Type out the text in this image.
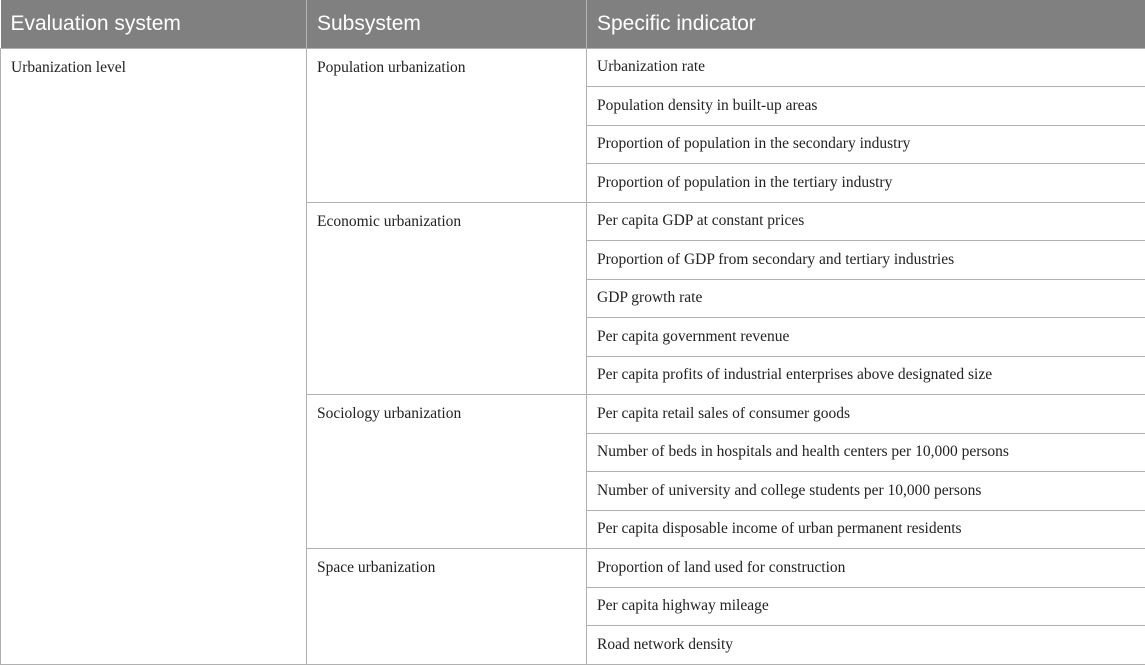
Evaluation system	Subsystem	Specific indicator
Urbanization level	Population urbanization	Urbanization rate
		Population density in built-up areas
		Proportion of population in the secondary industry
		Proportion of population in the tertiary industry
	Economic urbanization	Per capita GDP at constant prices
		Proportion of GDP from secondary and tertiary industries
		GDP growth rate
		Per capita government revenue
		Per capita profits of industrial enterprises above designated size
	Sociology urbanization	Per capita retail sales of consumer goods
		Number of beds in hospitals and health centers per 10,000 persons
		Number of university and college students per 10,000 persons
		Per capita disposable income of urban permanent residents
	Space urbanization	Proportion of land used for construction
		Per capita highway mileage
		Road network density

· · · · ·

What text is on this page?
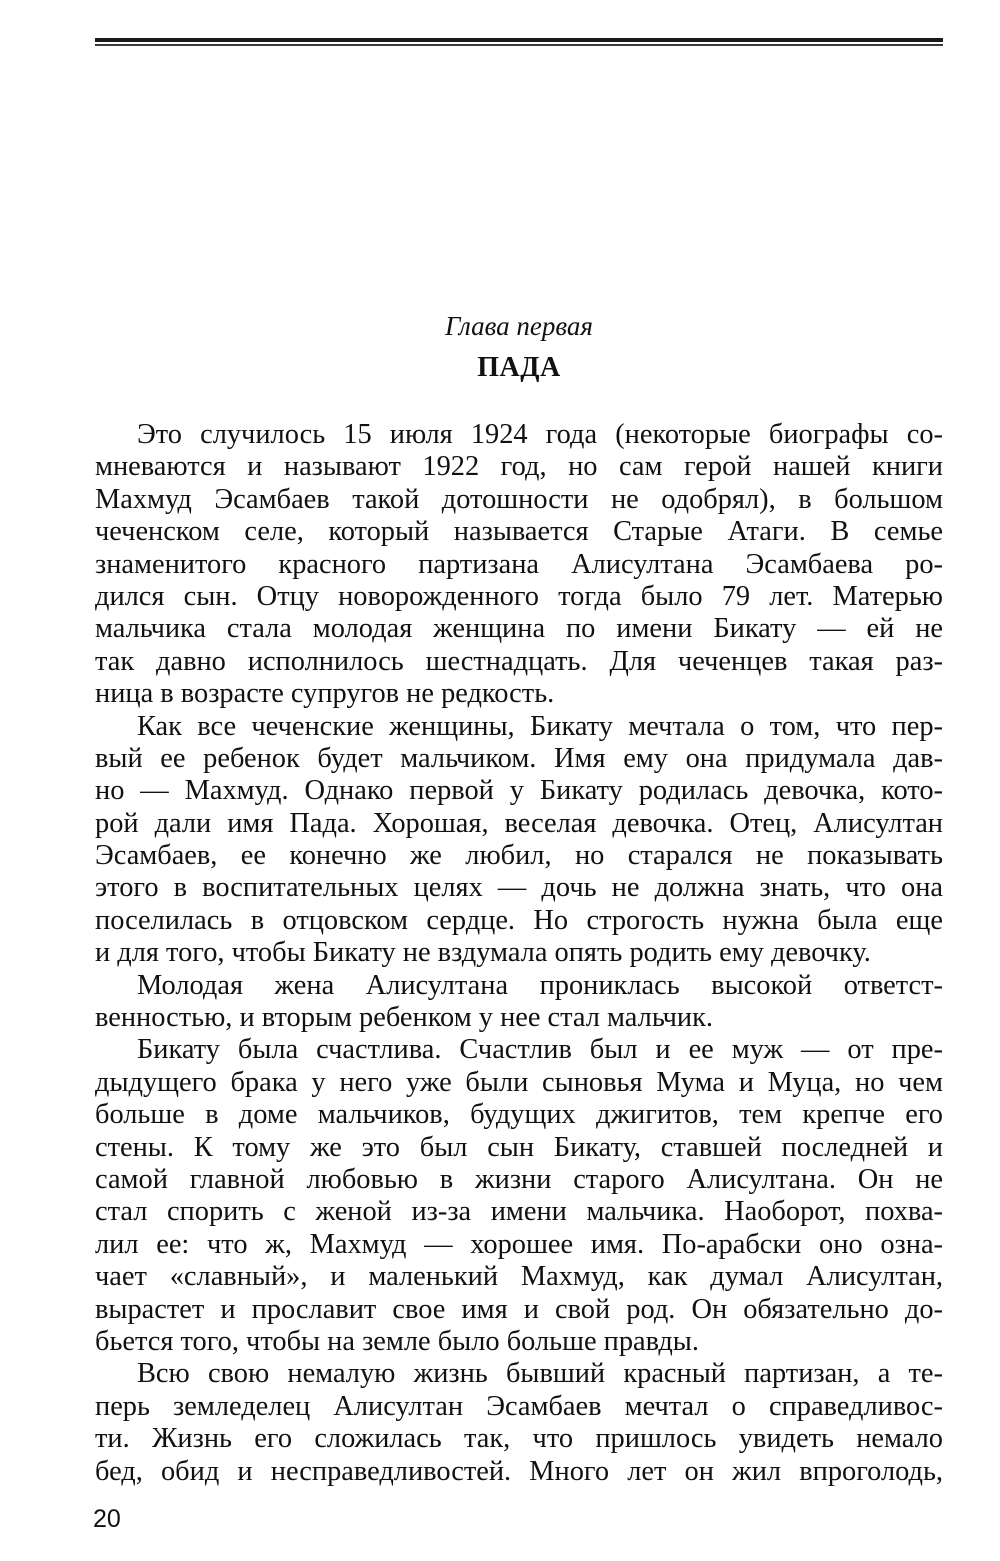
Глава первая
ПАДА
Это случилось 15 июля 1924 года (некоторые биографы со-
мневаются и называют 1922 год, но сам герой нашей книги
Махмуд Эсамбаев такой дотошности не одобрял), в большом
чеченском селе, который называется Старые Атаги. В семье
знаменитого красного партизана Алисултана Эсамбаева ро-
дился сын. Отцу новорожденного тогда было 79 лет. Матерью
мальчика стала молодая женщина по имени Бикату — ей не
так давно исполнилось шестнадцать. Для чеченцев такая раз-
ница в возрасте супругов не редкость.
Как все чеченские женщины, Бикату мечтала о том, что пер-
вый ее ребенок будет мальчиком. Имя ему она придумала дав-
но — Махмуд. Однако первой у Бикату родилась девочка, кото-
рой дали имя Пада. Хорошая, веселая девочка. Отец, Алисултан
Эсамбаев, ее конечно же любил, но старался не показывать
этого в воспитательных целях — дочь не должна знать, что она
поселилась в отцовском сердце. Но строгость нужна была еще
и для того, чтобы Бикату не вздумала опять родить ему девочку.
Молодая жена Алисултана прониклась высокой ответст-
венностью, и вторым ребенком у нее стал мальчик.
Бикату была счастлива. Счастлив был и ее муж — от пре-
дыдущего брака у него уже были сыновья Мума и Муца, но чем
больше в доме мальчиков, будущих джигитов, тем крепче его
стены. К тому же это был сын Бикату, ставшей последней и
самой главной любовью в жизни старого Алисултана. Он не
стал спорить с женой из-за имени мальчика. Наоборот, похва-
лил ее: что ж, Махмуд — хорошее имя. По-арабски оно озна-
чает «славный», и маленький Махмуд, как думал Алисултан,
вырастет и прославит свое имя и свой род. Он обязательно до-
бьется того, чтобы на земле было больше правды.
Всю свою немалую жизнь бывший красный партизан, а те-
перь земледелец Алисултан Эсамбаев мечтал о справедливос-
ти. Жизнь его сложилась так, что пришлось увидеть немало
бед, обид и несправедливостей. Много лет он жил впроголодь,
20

· · · · ·

AIM: Review the material and copy each line in which the word "tertiary" appears.

COMPLETE ANSWER:
		Proportion of population in the tertiary industry
		Proportion of GDP from secondary and tertiary industries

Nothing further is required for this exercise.